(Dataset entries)
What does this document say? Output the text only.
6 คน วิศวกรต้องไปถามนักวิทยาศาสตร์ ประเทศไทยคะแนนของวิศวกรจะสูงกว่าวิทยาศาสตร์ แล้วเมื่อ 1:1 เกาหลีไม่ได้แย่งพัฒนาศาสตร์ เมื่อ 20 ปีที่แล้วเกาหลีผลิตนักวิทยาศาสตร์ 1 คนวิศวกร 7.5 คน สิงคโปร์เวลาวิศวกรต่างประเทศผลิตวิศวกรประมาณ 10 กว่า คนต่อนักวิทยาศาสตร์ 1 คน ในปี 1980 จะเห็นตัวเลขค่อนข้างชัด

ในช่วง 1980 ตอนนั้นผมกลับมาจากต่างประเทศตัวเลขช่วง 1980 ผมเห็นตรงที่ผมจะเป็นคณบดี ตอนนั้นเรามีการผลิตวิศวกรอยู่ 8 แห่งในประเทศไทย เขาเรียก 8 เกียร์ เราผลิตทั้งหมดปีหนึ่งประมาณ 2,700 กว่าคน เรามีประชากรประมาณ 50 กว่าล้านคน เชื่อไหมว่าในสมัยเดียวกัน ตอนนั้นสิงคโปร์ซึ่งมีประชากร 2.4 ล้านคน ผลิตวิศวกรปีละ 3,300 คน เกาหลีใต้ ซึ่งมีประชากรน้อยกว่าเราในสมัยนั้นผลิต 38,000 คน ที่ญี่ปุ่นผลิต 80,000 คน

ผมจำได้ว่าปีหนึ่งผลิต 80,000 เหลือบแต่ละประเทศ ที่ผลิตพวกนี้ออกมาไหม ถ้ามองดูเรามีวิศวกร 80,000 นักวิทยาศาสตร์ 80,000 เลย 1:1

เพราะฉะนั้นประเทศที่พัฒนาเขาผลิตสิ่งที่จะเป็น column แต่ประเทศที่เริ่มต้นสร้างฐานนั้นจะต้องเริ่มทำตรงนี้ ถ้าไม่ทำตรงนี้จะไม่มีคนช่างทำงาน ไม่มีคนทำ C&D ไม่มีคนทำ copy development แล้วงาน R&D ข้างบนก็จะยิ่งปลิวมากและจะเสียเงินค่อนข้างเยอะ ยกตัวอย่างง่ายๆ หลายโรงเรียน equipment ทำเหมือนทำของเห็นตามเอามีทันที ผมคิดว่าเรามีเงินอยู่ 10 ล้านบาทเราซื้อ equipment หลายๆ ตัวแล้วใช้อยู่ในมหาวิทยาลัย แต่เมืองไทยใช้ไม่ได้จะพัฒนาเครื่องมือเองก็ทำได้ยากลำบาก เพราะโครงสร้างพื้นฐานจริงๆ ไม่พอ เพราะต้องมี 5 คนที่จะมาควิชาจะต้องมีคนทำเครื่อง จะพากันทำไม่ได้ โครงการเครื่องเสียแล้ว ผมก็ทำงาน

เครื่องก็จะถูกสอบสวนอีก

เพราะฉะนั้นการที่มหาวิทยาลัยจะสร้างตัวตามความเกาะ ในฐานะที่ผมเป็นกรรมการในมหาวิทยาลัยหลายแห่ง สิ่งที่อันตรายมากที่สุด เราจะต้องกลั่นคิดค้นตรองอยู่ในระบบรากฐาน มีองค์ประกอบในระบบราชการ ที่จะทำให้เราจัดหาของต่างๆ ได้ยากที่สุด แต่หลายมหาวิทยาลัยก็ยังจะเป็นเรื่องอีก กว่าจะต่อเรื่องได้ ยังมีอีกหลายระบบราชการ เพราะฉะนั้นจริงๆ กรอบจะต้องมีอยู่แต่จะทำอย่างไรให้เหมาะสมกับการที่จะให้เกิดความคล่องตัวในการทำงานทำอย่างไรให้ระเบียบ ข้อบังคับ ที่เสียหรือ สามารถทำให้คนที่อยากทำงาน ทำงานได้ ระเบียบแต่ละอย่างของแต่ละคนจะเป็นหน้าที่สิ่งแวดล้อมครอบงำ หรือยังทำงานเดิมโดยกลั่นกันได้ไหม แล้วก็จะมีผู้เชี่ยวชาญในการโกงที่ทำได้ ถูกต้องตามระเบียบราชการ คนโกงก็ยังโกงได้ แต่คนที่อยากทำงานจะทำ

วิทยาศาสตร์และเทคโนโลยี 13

* **What the task requires**
Print the whole listing exactly as it is.

* **Completed task**
What does this document say? Output the text only.
6 คน วิศวกรต้องไปถามนักวิทยาศาสตร์ ประเทศไทยคะแนนของวิศวกรจะสูงกว่าวิทยาศาสตร์ แล้วเมื่อ 1:1 เกาหลีไม่ได้แย่งพัฒนาศาสตร์ เมื่อ 20 ปีที่แล้วเกาหลีผลิตนักวิทยาศาสตร์ 1 คนวิศวกร 7.5 คน สิงคโปร์เวลาวิศวกรต่างประเทศผลิตวิศวกรประมาณ 10 กว่า คนต่อนักวิทยาศาสตร์ 1 คน ในปี 1980 จะเห็นตัวเลขค่อนข้างชัด

ในช่วง 1980 ตอนนั้นผมกลับมาจากต่างประเทศตัวเลขช่วง 1980 ผมเห็นตรงที่ผมจะเป็นคณบดี ตอนนั้นเรามีการผลิตวิศวกรอยู่ 8 แห่งในประเทศไทย เขาเรียก 8 เกียร์ เราผลิตทั้งหมดปีหนึ่งประมาณ 2,700 กว่าคน เรามีประชากรประมาณ 50 กว่าล้านคน เชื่อไหมว่าในสมัยเดียวกัน ตอนนั้นสิงคโปร์ซึ่งมีประชากร 2.4 ล้านคน ผลิตวิศวกรปีละ 3,300 คน เกาหลีใต้ ซึ่งมีประชากรน้อยกว่าเราในสมัยนั้นผลิต 38,000 คน ที่ญี่ปุ่นผลิต 80,000 คน

ผมจำได้ว่าปีหนึ่งผลิต 80,000 เหลือบแต่ละประเทศ ที่ผลิตพวกนี้ออกมาไหม ถ้ามองดูเรามีวิศวกร 80,000 นักวิทยาศาสตร์ 80,000 เลย 1:1

เพราะฉะนั้นประเทศที่พัฒนาเขาผลิตสิ่งที่จะเป็น column แต่ประเทศที่เริ่มต้นสร้างฐานนั้นจะต้องเริ่มทำตรงนี้ ถ้าไม่ทำตรงนี้จะไม่มีคนช่างทำงาน ไม่มีคนทำ C&D ไม่มีคนทำ copy development แล้วงาน R&D ข้างบนก็จะยิ่งปลิวมากและจะเสียเงินค่อนข้างเยอะ ยกตัวอย่างง่ายๆ หลายโรงเรียน equipment ทำเหมือนทำของเห็นตามเอามีทันที ผมคิดว่าเรามีเงินอยู่ 10 ล้านบาทเราซื้อ equipment หลายๆ ตัวแล้วใช้อยู่ในมหาวิทยาลัย แต่เมืองไทยใช้ไม่ได้จะพัฒนาเครื่องมือเองก็ทำได้ยากลำบาก เพราะโครงสร้างพื้นฐานจริงๆ ไม่พอ เพราะต้องมี 5 คนที่จะมาควิชาจะต้องมีคนทำเครื่อง จะพากันทำไม่ได้ โครงการเครื่องเสียแล้ว ผมก็ทำงาน

เครื่องก็จะถูกสอบสวนอีก

เพราะฉะนั้นการที่มหาวิทยาลัยจะสร้างตัวตามความเกาะ ในฐานะที่ผมเป็นกรรมการในมหาวิทยาลัยหลายแห่ง สิ่งที่อันตรายมากที่สุด เราจะต้องกลั่นคิดค้นตรองอยู่ในระบบรากฐาน มีองค์ประกอบในระบบราชการ ที่จะทำให้เราจัดหาของต่างๆ ได้ยากที่สุด แต่หลายมหาวิทยาลัยก็ยังจะเป็นเรื่องอีก กว่าจะต่อเรื่องได้ ยังมีอีกหลายระบบราชการ เพราะฉะนั้นจริงๆ กรอบจะต้องมีอยู่แต่จะทำอย่างไรให้เหมาะสมกับการที่จะให้เกิดความคล่องตัวในการทำงานทำอย่างไรให้ระเบียบ ข้อบังคับ ที่เสียหรือ สามารถทำให้คนที่อยากทำงาน ทำงานได้ ระเบียบแต่ละอย่างของแต่ละคนจะเป็นหน้าที่สิ่งแวดล้อมครอบงำ หรือยังทำงานเดิมโดยกลั่นกันได้ไหม แล้วก็จะมีผู้เชี่ยวชาญในการโกงที่ทำได้ ถูกต้องตามระเบียบราชการ คนโกงก็ยังโกงได้ แต่คนที่อยากทำงานจะทำ

วิทยาศาสตร์และเทคโนโลยี 13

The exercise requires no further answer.